-- OBJECTIVE --
Send back the records in full, character for character.

-- DATA RECORDS --

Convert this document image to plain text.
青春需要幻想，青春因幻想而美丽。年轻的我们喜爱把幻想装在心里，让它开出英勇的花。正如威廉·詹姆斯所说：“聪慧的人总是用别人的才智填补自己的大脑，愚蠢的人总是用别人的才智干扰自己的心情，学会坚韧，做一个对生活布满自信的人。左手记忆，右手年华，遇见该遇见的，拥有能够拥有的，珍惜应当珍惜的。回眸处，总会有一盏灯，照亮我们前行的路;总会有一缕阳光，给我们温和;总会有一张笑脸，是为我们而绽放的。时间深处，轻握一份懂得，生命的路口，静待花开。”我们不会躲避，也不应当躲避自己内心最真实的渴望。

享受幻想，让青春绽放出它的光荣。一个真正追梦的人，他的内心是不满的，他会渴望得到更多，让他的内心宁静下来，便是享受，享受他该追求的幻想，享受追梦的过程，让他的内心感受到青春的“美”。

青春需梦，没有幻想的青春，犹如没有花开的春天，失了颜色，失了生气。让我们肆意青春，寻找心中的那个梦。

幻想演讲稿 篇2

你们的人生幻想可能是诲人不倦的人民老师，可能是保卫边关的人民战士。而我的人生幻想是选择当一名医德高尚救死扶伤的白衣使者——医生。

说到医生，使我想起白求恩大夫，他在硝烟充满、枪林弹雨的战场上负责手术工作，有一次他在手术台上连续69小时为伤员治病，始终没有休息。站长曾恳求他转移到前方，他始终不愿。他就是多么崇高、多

-- FULL RESPONSE --
Convert this document image to plain text.
青春需要幻想，青春因幻想而美丽。年轻的我们喜爱把幻想装在心里，让它开出英勇的花。正如威廉·詹姆斯所说：“聪慧的人总是用别人的才智填补自己的大脑，愚蠢的人总是用别人的才智干扰自己的心情，学会坚韧，做一个对生活布满自信的人。左手记忆，右手年华，遇见该遇见的，拥有能够拥有的，珍惜应当珍惜的。回眸处，总会有一盏灯，照亮我们前行的路;总会有一缕阳光，给我们温和;总会有一张笑脸，是为我们而绽放的。时间深处，轻握一份懂得，生命的路口，静待花开。”我们不会躲避，也不应当躲避自己内心最真实的渴望。

享受幻想，让青春绽放出它的光荣。一个真正追梦的人，他的内心是不满的，他会渴望得到更多，让他的内心宁静下来，便是享受，享受他该追求的幻想，享受追梦的过程，让他的内心感受到青春的“美”。

青春需梦，没有幻想的青春，犹如没有花开的春天，失了颜色，失了生气。让我们肆意青春，寻找心中的那个梦。

幻想演讲稿 篇2

你们的人生幻想可能是诲人不倦的人民老师，可能是保卫边关的人民战士。而我的人生幻想是选择当一名医德高尚救死扶伤的白衣使者——医生。

说到医生，使我想起白求恩大夫，他在硝烟充满、枪林弹雨的战场上负责手术工作，有一次他在手术台上连续69小时为伤员治病，始终没有休息。站长曾恳求他转移到前方，他始终不愿。他就是多么崇高、多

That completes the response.